**What is required:** Of all the lines in the records below, how many hold the word "parrots"? Give the number alone.

(Saved entries)
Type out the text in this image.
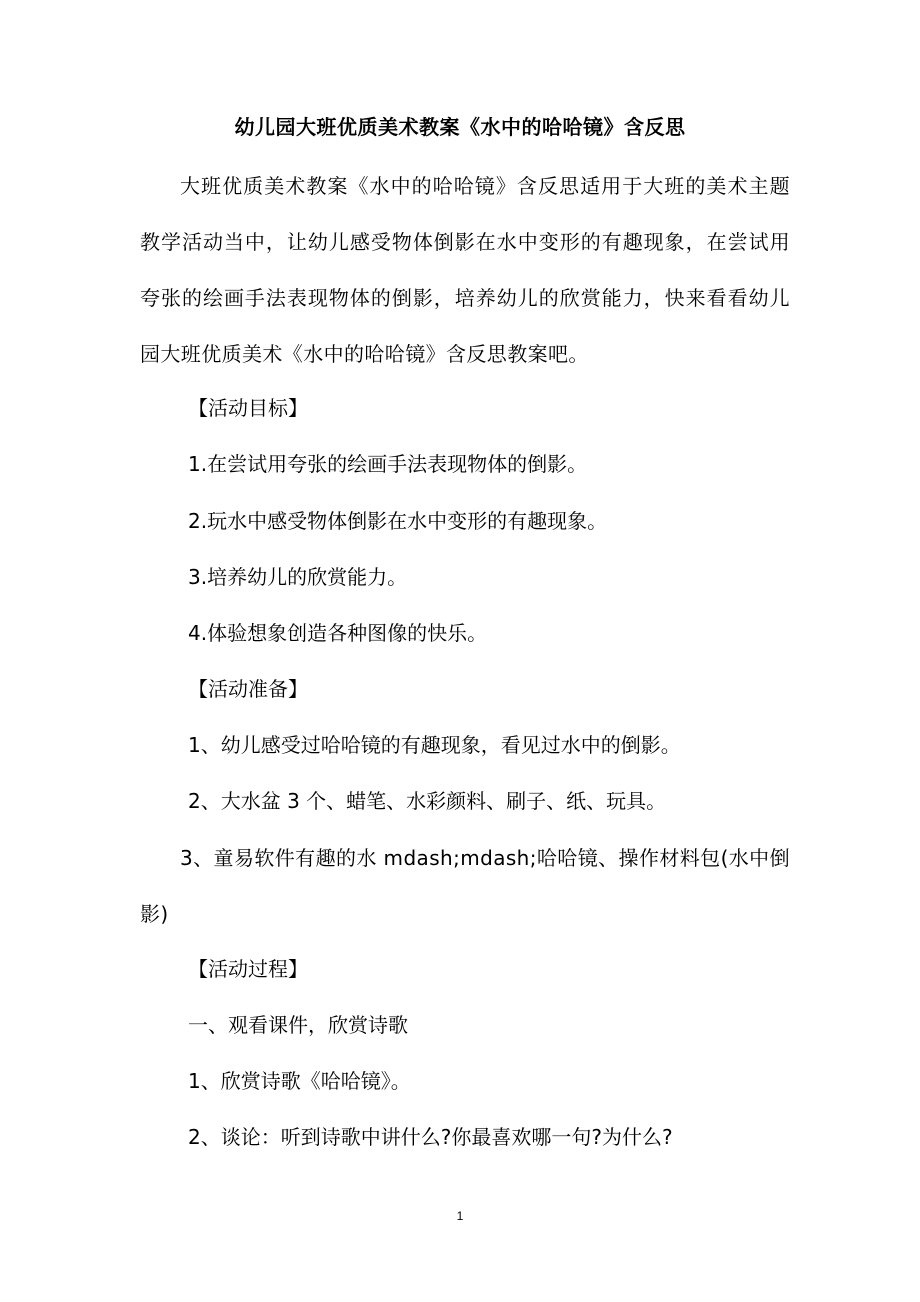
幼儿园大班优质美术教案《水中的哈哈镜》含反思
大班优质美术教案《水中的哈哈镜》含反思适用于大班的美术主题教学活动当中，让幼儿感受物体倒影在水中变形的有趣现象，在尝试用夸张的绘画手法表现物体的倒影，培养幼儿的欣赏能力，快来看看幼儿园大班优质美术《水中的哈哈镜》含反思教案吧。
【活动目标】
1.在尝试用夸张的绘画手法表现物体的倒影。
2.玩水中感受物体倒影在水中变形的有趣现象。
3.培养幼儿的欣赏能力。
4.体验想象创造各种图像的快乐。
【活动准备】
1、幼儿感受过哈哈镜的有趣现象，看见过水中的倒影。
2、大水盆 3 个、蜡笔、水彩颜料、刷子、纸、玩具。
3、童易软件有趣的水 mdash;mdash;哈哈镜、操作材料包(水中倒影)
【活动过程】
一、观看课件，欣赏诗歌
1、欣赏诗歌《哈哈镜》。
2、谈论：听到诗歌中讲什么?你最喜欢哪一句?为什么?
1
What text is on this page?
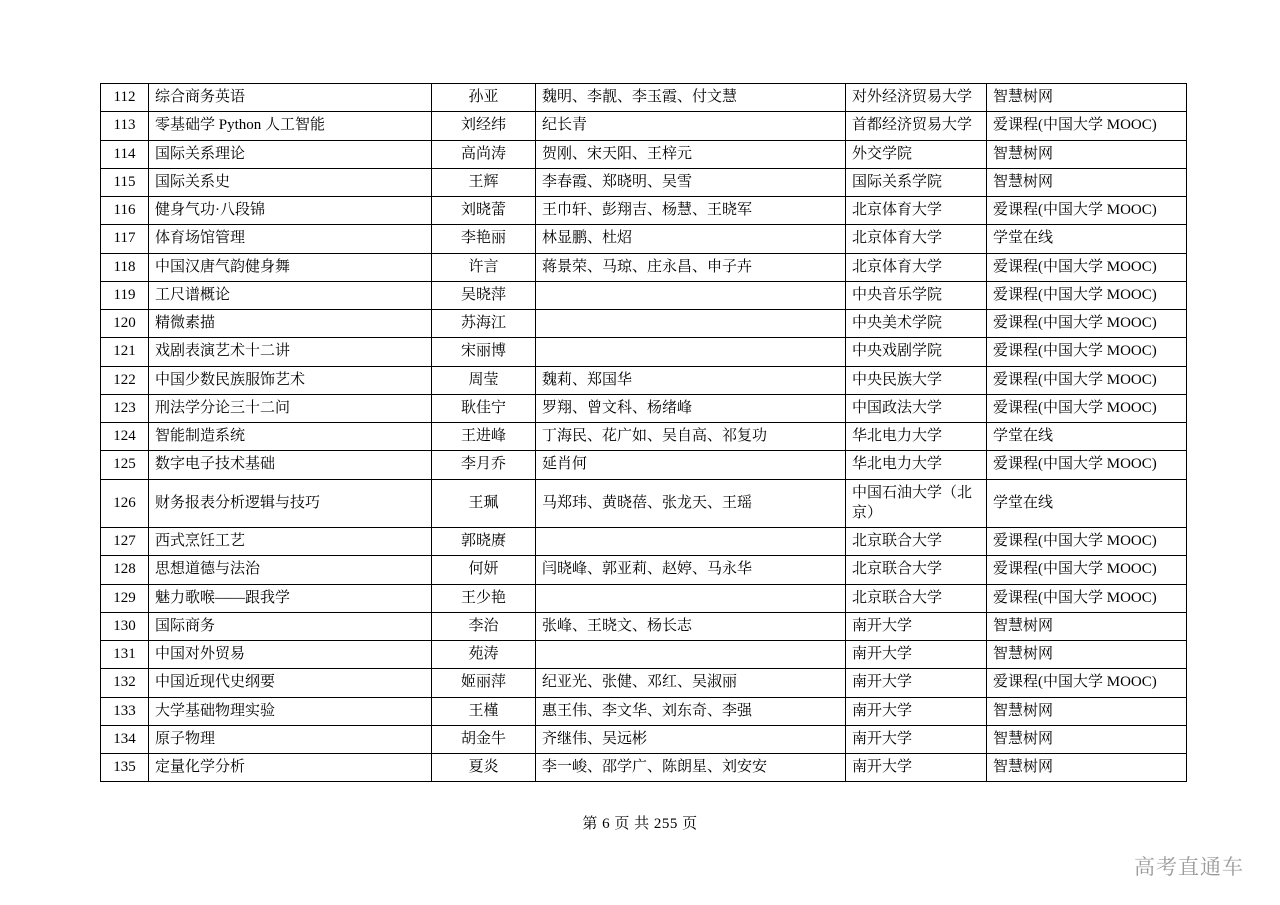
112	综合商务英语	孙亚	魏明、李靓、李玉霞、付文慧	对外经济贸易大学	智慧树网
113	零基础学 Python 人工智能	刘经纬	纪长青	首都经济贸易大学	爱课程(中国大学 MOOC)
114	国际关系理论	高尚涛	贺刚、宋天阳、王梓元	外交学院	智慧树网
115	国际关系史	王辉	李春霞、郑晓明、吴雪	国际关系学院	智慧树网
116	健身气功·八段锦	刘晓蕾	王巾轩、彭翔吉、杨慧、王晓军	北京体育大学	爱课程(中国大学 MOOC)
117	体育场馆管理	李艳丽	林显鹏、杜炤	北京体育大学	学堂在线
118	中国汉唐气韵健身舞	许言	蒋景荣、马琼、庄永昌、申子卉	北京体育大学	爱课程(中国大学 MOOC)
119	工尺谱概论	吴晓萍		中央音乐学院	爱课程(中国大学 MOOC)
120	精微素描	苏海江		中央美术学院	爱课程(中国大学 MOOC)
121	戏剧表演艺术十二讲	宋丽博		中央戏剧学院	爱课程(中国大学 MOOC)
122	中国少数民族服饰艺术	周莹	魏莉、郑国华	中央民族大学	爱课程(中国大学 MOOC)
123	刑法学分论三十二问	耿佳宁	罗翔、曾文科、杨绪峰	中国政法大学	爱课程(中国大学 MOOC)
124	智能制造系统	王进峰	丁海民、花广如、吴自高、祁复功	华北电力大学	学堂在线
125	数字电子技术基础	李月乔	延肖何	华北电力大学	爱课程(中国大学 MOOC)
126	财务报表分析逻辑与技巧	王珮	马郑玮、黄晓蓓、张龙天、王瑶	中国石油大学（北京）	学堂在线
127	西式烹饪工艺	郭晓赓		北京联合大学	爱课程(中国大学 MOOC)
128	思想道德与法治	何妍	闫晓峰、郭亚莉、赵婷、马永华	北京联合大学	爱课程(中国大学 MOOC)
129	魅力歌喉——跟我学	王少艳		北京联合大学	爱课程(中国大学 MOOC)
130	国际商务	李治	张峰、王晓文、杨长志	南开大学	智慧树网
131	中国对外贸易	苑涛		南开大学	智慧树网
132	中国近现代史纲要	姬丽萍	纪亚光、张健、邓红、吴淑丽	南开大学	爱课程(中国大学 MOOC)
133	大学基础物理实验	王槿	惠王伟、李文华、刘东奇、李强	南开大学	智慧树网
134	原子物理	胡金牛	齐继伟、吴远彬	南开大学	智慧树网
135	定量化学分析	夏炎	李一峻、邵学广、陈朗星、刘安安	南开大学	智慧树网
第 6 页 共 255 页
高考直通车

---

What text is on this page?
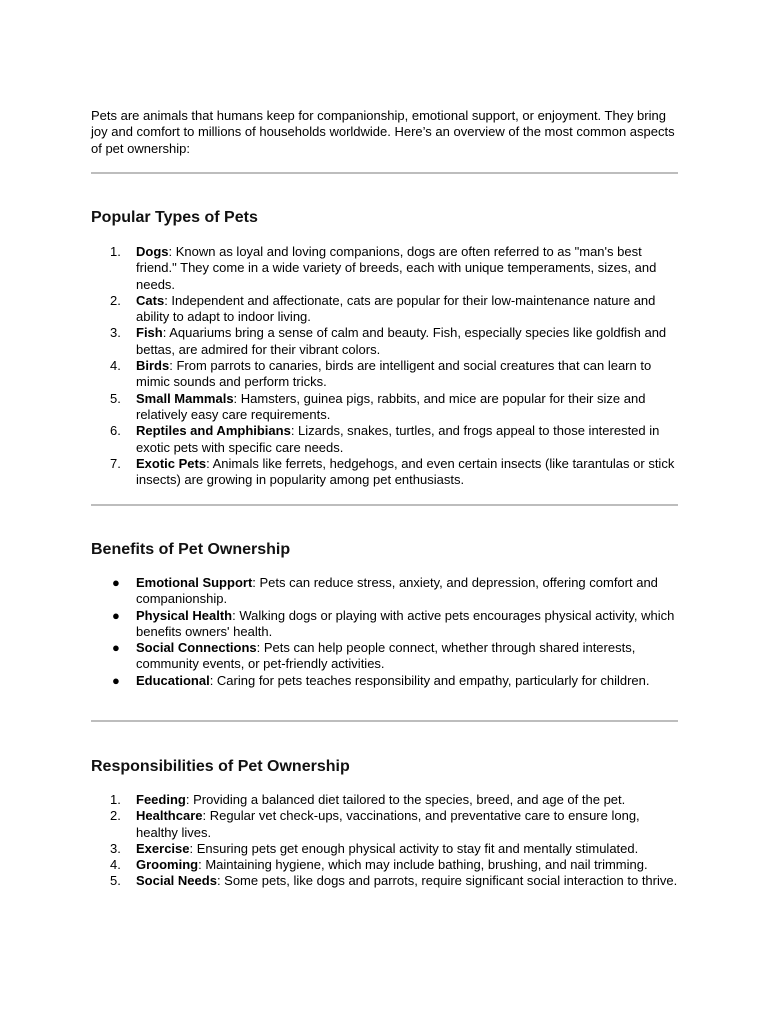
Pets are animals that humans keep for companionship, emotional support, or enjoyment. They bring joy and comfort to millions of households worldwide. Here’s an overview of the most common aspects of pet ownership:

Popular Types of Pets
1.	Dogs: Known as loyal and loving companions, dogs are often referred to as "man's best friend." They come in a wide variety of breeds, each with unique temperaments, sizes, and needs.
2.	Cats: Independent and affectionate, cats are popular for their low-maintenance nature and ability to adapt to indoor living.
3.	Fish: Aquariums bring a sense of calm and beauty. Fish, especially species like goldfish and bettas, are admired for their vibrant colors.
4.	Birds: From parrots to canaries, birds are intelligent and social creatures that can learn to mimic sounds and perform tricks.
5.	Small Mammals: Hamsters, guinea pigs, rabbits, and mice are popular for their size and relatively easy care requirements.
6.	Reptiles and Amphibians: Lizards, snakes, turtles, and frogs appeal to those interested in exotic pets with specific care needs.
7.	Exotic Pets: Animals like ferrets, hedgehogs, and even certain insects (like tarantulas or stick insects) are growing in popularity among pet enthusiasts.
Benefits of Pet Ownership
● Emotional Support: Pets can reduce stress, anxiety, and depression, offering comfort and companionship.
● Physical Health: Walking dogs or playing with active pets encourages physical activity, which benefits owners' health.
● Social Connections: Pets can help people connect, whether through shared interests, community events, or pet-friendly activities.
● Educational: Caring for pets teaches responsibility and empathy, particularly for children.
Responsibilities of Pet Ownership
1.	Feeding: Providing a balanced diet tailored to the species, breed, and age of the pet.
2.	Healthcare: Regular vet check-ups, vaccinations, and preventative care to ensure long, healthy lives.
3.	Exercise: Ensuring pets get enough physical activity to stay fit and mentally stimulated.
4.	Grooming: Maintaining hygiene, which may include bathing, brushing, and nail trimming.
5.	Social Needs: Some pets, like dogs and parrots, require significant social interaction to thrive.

---

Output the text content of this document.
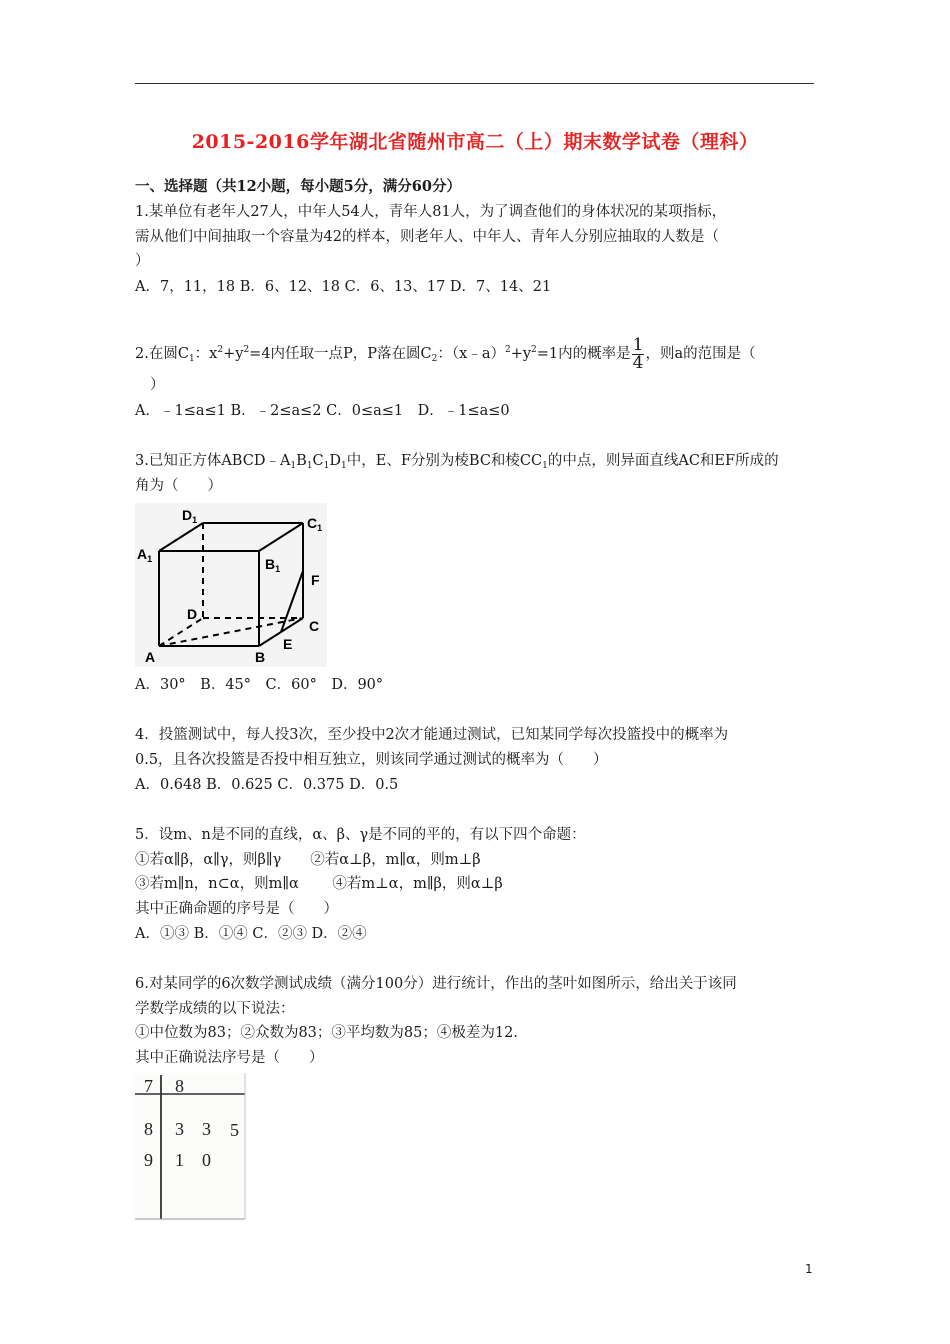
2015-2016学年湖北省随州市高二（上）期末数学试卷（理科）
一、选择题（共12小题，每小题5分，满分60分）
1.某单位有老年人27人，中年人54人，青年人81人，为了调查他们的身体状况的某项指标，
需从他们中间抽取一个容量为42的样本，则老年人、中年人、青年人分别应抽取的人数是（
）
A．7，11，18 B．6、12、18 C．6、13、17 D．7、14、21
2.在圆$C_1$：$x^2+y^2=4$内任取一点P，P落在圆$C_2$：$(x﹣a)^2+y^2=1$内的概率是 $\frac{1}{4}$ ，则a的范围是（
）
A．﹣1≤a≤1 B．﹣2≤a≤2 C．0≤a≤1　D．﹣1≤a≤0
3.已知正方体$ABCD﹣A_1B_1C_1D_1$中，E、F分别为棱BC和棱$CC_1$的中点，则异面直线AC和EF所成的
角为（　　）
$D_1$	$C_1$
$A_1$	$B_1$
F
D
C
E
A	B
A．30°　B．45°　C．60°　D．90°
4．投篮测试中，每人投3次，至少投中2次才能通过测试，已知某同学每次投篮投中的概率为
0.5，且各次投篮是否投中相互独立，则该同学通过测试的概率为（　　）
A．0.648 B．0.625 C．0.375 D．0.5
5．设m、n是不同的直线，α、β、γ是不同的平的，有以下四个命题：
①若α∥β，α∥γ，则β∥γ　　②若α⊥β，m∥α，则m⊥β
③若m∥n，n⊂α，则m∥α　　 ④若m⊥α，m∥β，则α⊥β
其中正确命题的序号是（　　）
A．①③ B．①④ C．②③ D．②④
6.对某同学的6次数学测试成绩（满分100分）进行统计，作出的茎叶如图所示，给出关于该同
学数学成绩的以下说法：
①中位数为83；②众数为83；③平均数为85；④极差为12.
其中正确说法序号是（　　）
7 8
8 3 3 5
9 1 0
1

**Written solution:** 2